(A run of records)

★ ★ ★ ★ ★ ★ ★

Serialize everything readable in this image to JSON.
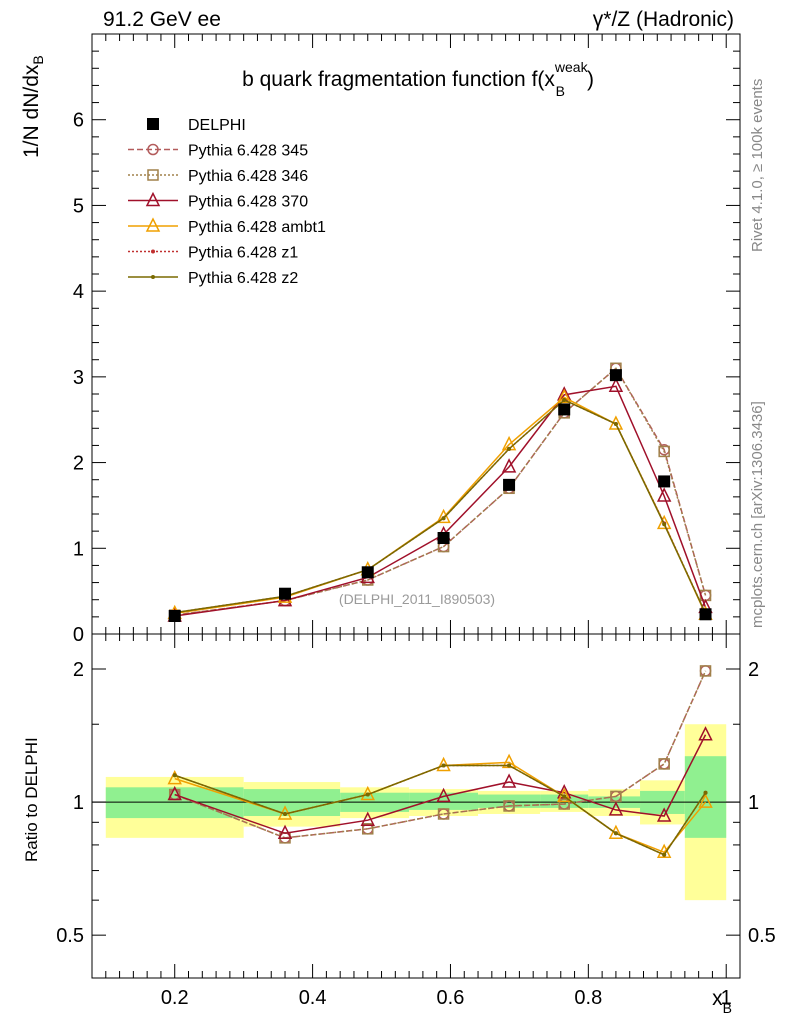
{
  "header": {
    "left": "91.2 GeV ee",
    "right": "γ*/Z (Hadronic)"
  },
  "side_labels": {
    "rivet": "Rivet 4.1.0, ≥ 100k events",
    "mcplots": "mcplots.cern.ch [arXiv:1306.3436]"
  },
  "chart_data": [
    {
      "panel": "main",
      "type": "line",
      "title": "b quark fragmentation function f(x_B^weak)",
      "title_main": "b quark fragmentation function f(x",
      "title_sup": "weak",
      "title_sub": "B",
      "title_close": ")",
      "ylabel": "1/N  dN/dx",
      "ylabel_sub": "B",
      "ylim": [
        0,
        7
      ],
      "xlim": [
        0.08,
        1.02
      ],
      "y_ticks": [
        "0",
        "1",
        "2",
        "3",
        "4",
        "5",
        "6"
      ],
      "watermark": "(DELPHI_2011_I890503)",
      "x": [
        0.2,
        0.36,
        0.48,
        0.59,
        0.685,
        0.765,
        0.84,
        0.91,
        0.97
      ],
      "series": [
        {
          "name": "DELPHI",
          "color": "#000000",
          "marker": "filled-square",
          "dash": "none",
          "values": [
            0.21,
            0.47,
            0.72,
            1.12,
            1.74,
            2.62,
            3.02,
            1.78,
            0.23
          ]
        },
        {
          "name": "Pythia 6.428 345",
          "color": "#b35c5c",
          "marker": "open-circle",
          "dash": "6,3",
          "values": [
            0.22,
            0.39,
            0.63,
            1.02,
            1.7,
            2.58,
            3.1,
            2.15,
            0.45
          ]
        },
        {
          "name": "Pythia 6.428 346",
          "color": "#a0804a",
          "marker": "open-square",
          "dash": "2,2",
          "values": [
            0.22,
            0.39,
            0.63,
            1.02,
            1.7,
            2.58,
            3.1,
            2.13,
            0.45
          ]
        },
        {
          "name": "Pythia 6.428 370",
          "color": "#a0102a",
          "marker": "open-triangle",
          "dash": "none",
          "values": [
            0.21,
            0.39,
            0.66,
            1.16,
            1.95,
            2.79,
            2.89,
            1.61,
            0.31
          ]
        },
        {
          "name": "Pythia 6.428 ambt1",
          "color": "#f0a000",
          "marker": "open-triangle",
          "dash": "none",
          "values": [
            0.24,
            0.43,
            0.75,
            1.36,
            2.21,
            2.76,
            2.45,
            1.29,
            0.23
          ]
        },
        {
          "name": "Pythia 6.428 z1",
          "color": "#c03030",
          "marker": "dot",
          "dash": "2,2",
          "values": [
            0.25,
            0.44,
            0.75,
            1.35,
            2.16,
            2.73,
            2.45,
            1.29,
            0.24
          ]
        },
        {
          "name": "Pythia 6.428 z2",
          "color": "#7a6a00",
          "marker": "dot",
          "dash": "none",
          "values": [
            0.25,
            0.44,
            0.75,
            1.35,
            2.16,
            2.73,
            2.45,
            1.28,
            0.24
          ]
        }
      ]
    },
    {
      "panel": "ratio",
      "type": "line",
      "ylabel": "Ratio to DELPHI",
      "xlabel": "x",
      "xlabel_sub": "B",
      "ylim": [
        0.4,
        2.4
      ],
      "xlim": [
        0.08,
        1.02
      ],
      "y_ticks": [
        "0.5",
        "1",
        "2"
      ],
      "x_ticks": [
        "0.2",
        "0.4",
        "0.6",
        "0.8",
        "1"
      ],
      "bands": [
        {
          "x0": 0.1,
          "x1": 0.3,
          "inner": [
            0.92,
            1.08
          ],
          "outer": [
            0.83,
            1.14
          ]
        },
        {
          "x0": 0.3,
          "x1": 0.44,
          "inner": [
            0.93,
            1.07
          ],
          "outer": [
            0.88,
            1.11
          ]
        },
        {
          "x0": 0.44,
          "x1": 0.54,
          "inner": [
            0.95,
            1.05
          ],
          "outer": [
            0.92,
            1.08
          ]
        },
        {
          "x0": 0.54,
          "x1": 0.64,
          "inner": [
            0.96,
            1.05
          ],
          "outer": [
            0.93,
            1.07
          ]
        },
        {
          "x0": 0.64,
          "x1": 0.73,
          "inner": [
            0.97,
            1.04
          ],
          "outer": [
            0.94,
            1.06
          ]
        },
        {
          "x0": 0.73,
          "x1": 0.8,
          "inner": [
            0.97,
            1.04
          ],
          "outer": [
            0.95,
            1.06
          ]
        },
        {
          "x0": 0.8,
          "x1": 0.875,
          "inner": [
            0.97,
            1.03
          ],
          "outer": [
            0.93,
            1.07
          ]
        },
        {
          "x0": 0.875,
          "x1": 0.94,
          "inner": [
            0.94,
            1.06
          ],
          "outer": [
            0.89,
            1.12
          ]
        },
        {
          "x0": 0.94,
          "x1": 1.0,
          "inner": [
            0.83,
            1.27
          ],
          "outer": [
            0.6,
            1.5
          ]
        }
      ],
      "x": [
        0.2,
        0.36,
        0.48,
        0.59,
        0.685,
        0.765,
        0.84,
        0.91,
        0.97
      ],
      "series": [
        {
          "name": "Pythia 6.428 345",
          "values": [
            1.04,
            0.83,
            0.87,
            0.94,
            0.98,
            0.99,
            1.03,
            1.22,
            1.98
          ]
        },
        {
          "name": "Pythia 6.428 346",
          "values": [
            1.04,
            0.83,
            0.87,
            0.94,
            0.98,
            0.99,
            1.03,
            1.22,
            1.98
          ]
        },
        {
          "name": "Pythia 6.428 370",
          "values": [
            1.04,
            0.85,
            0.91,
            1.03,
            1.11,
            1.05,
            0.96,
            0.93,
            1.42
          ]
        },
        {
          "name": "Pythia 6.428 ambt1",
          "values": [
            1.13,
            0.94,
            1.04,
            1.21,
            1.23,
            1.03,
            0.85,
            0.77,
            1.0
          ]
        },
        {
          "name": "Pythia 6.428 z1",
          "values": [
            1.15,
            0.94,
            1.04,
            1.21,
            1.21,
            1.03,
            0.85,
            0.76,
            1.05
          ]
        },
        {
          "name": "Pythia 6.428 z2",
          "values": [
            1.15,
            0.94,
            1.04,
            1.21,
            1.21,
            1.03,
            0.85,
            0.76,
            1.05
          ]
        }
      ]
    }
  ]
}
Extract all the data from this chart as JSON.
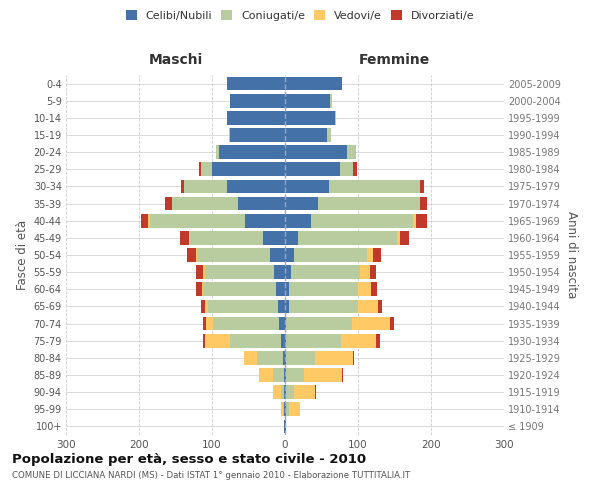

★ ★ ★ ★ ★ ★ ★

INSTRUCTIONS TO FOLLOW - Your task is to pick out every line with the string "square" and copy it.

SOLUTION FOR THIS EXERCISE -
          "marker": "filled-square",
          "marker": "open-square",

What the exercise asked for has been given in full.